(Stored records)

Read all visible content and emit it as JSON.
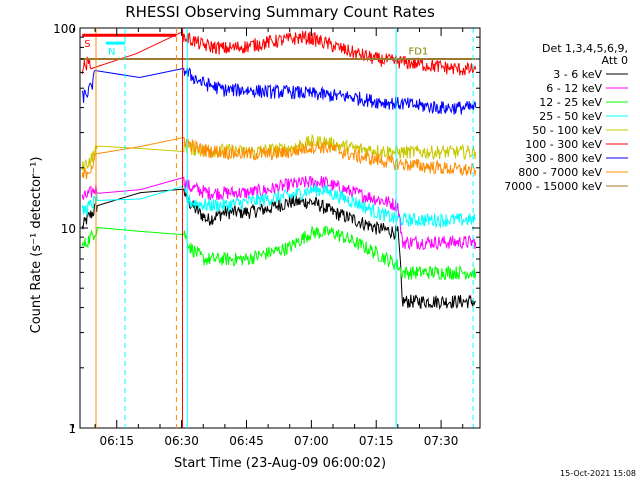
{
  "chart_data": {
    "type": "line",
    "title": "RHESSI Observing Summary Count Rates",
    "xlabel": "Start Time (23-Aug-09 06:00:02)",
    "ylabel": "Count Rate (s⁻¹ detector⁻¹)",
    "xlim_min": [
      6.5,
      99
    ],
    "ylim": [
      1,
      100
    ],
    "yscale": "log",
    "x_tick_labels": [
      {
        "min": 15,
        "label": "06:15"
      },
      {
        "min": 30,
        "label": "06:30"
      },
      {
        "min": 45,
        "label": "06:45"
      },
      {
        "min": 60,
        "label": "07:00"
      },
      {
        "min": 75,
        "label": "07:15"
      },
      {
        "min": 90,
        "label": "07:30"
      }
    ],
    "y_tick_labels": [
      {
        "value": 1,
        "label": "1"
      },
      {
        "value": 10,
        "label": "10"
      },
      {
        "value": 100,
        "label": "100"
      }
    ],
    "legend_header": [
      "Det 1,3,4,5,6,9,",
      "Att 0"
    ],
    "legend_position": "right",
    "series": [
      {
        "name": "3 - 6 keV",
        "color": "#000000",
        "points": [
          [
            7,
            10
          ],
          [
            8,
            11
          ],
          [
            9.5,
            12
          ],
          [
            10.5,
            13
          ],
          [
            30.5,
            16
          ],
          [
            31,
            14
          ],
          [
            33,
            12.5
          ],
          [
            36,
            11
          ],
          [
            40,
            12
          ],
          [
            45,
            12
          ],
          [
            50,
            12.5
          ],
          [
            55,
            13.5
          ],
          [
            60,
            13.5
          ],
          [
            62,
            13
          ],
          [
            65,
            12
          ],
          [
            70,
            11
          ],
          [
            75,
            10
          ],
          [
            80,
            9.5
          ],
          [
            81,
            4.3
          ],
          [
            84,
            4.3
          ],
          [
            88,
            4.3
          ],
          [
            92,
            4.3
          ],
          [
            95,
            4.3
          ],
          [
            98,
            4.3
          ]
        ]
      },
      {
        "name": "6 - 12 keV",
        "color": "#ff00ff",
        "points": [
          [
            7,
            14
          ],
          [
            9,
            15
          ],
          [
            10.5,
            16
          ],
          [
            30.5,
            17
          ],
          [
            32,
            16
          ],
          [
            36,
            15
          ],
          [
            40,
            15
          ],
          [
            45,
            15
          ],
          [
            50,
            15.5
          ],
          [
            55,
            16.5
          ],
          [
            60,
            17
          ],
          [
            63,
            17
          ],
          [
            66,
            16
          ],
          [
            70,
            15
          ],
          [
            75,
            14
          ],
          [
            80,
            13
          ],
          [
            81,
            8.5
          ],
          [
            85,
            8.5
          ],
          [
            90,
            8.5
          ],
          [
            95,
            8.5
          ],
          [
            98,
            8.5
          ]
        ]
      },
      {
        "name": "12 - 25 keV",
        "color": "#00ff00",
        "points": [
          [
            7,
            8
          ],
          [
            9,
            9
          ],
          [
            10.5,
            10
          ],
          [
            30.5,
            9.5
          ],
          [
            32,
            8
          ],
          [
            35,
            7
          ],
          [
            40,
            7
          ],
          [
            45,
            7
          ],
          [
            50,
            7.5
          ],
          [
            55,
            8
          ],
          [
            60,
            9.5
          ],
          [
            65,
            9.5
          ],
          [
            70,
            8.5
          ],
          [
            75,
            7.5
          ],
          [
            80,
            6.5
          ],
          [
            81,
            6
          ],
          [
            85,
            6
          ],
          [
            90,
            6
          ],
          [
            95,
            6
          ],
          [
            98,
            6
          ]
        ]
      },
      {
        "name": "25 - 50 keV",
        "color": "#00ffff",
        "points": [
          [
            7,
            12
          ],
          [
            9,
            13
          ],
          [
            10.5,
            14
          ],
          [
            30.5,
            15
          ],
          [
            32,
            13.5
          ],
          [
            36,
            13
          ],
          [
            40,
            13
          ],
          [
            45,
            13.5
          ],
          [
            50,
            14
          ],
          [
            55,
            14.5
          ],
          [
            60,
            15.5
          ],
          [
            63,
            15.5
          ],
          [
            66,
            14.5
          ],
          [
            70,
            13.5
          ],
          [
            75,
            12
          ],
          [
            80,
            11
          ],
          [
            81,
            11
          ],
          [
            85,
            11
          ],
          [
            90,
            11
          ],
          [
            95,
            11
          ],
          [
            98,
            11
          ]
        ]
      },
      {
        "name": "50 - 100 keV",
        "color": "#c8c800",
        "points": [
          [
            7,
            20
          ],
          [
            9,
            22
          ],
          [
            10.5,
            25
          ],
          [
            30.5,
            26
          ],
          [
            32,
            25
          ],
          [
            36,
            24.5
          ],
          [
            40,
            24.5
          ],
          [
            45,
            24
          ],
          [
            50,
            24.5
          ],
          [
            55,
            25
          ],
          [
            60,
            27
          ],
          [
            63,
            27
          ],
          [
            66,
            26
          ],
          [
            70,
            25
          ],
          [
            75,
            24.5
          ],
          [
            80,
            24
          ],
          [
            85,
            24
          ],
          [
            90,
            24
          ],
          [
            95,
            24
          ],
          [
            98,
            24
          ]
        ]
      },
      {
        "name": "100 - 300 keV",
        "color": "#ff0000",
        "points": [
          [
            7,
            63
          ],
          [
            8,
            66
          ],
          [
            9,
            68
          ],
          [
            30,
            92
          ],
          [
            32,
            88
          ],
          [
            35,
            82
          ],
          [
            40,
            79
          ],
          [
            45,
            81
          ],
          [
            50,
            85
          ],
          [
            55,
            88
          ],
          [
            58,
            90
          ],
          [
            60,
            89
          ],
          [
            62,
            86
          ],
          [
            66,
            80
          ],
          [
            70,
            75
          ],
          [
            75,
            70
          ],
          [
            80,
            68
          ],
          [
            85,
            66
          ],
          [
            90,
            64
          ],
          [
            95,
            62
          ],
          [
            98,
            62
          ]
        ]
      },
      {
        "name": "300 - 800 keV",
        "color": "#0000ff",
        "points": [
          [
            7,
            45
          ],
          [
            8,
            47
          ],
          [
            9,
            50
          ],
          [
            10,
            58
          ],
          [
            30.5,
            62
          ],
          [
            32,
            58
          ],
          [
            35,
            53
          ],
          [
            40,
            49
          ],
          [
            45,
            49
          ],
          [
            50,
            48
          ],
          [
            55,
            48
          ],
          [
            60,
            47
          ],
          [
            65,
            46
          ],
          [
            70,
            45
          ],
          [
            75,
            43
          ],
          [
            80,
            42
          ],
          [
            85,
            41
          ],
          [
            90,
            40
          ],
          [
            95,
            40
          ],
          [
            98,
            40
          ]
        ]
      },
      {
        "name": "800 - 7000 keV",
        "color": "#ff8c00",
        "points": [
          [
            7,
            18
          ],
          [
            9,
            20
          ],
          [
            10,
            22
          ],
          [
            30.5,
            28
          ],
          [
            32,
            26
          ],
          [
            35,
            24.5
          ],
          [
            40,
            24
          ],
          [
            45,
            23.5
          ],
          [
            50,
            23.5
          ],
          [
            55,
            24
          ],
          [
            60,
            25.5
          ],
          [
            63,
            25.5
          ],
          [
            66,
            24.5
          ],
          [
            70,
            23
          ],
          [
            75,
            22
          ],
          [
            80,
            21
          ],
          [
            85,
            20.5
          ],
          [
            90,
            20
          ],
          [
            95,
            19.5
          ],
          [
            98,
            19.5
          ]
        ]
      },
      {
        "name": "7000 - 15000 keV",
        "color": "#a0782d",
        "points": [
          [
            6.5,
            70
          ],
          [
            30,
            70
          ],
          [
            60,
            70
          ],
          [
            98,
            70
          ]
        ]
      }
    ],
    "annotations": [
      {
        "text": "S",
        "color": "#ff0000",
        "min": 7,
        "value": 92,
        "bar_to": 28.8
      },
      {
        "text": "N",
        "color": "#00ffff",
        "min": 12.5,
        "value": 84,
        "bar_to": 16.9
      },
      {
        "text": "FD1",
        "color": "#808000",
        "min": 82,
        "value": 73
      }
    ],
    "vertical_markers": [
      {
        "min": 10.2,
        "color": "#ff8c00",
        "style": "solid"
      },
      {
        "min": 16.9,
        "color": "#00ffff",
        "style": "dashed"
      },
      {
        "min": 28.8,
        "color": "#ff8c00",
        "style": "dashed"
      },
      {
        "min": 30.2,
        "color": "#ff0000",
        "style": "solid"
      },
      {
        "min": 31.3,
        "color": "#00ffff",
        "style": "solid"
      },
      {
        "min": 79.6,
        "color": "#00ffff",
        "style": "solid"
      },
      {
        "min": 97.4,
        "color": "#00ffff",
        "style": "dashed"
      }
    ],
    "grid": false
  },
  "footer_stamp": "15-Oct-2021 15:08"
}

EXERCISE AIM:
Collect every line above that contains the word "Count".

OUTPUT:
    "title": "RHESSI Observing Summary Count Rates",
    "ylabel": "Count Rate (s⁻¹ detector⁻¹)",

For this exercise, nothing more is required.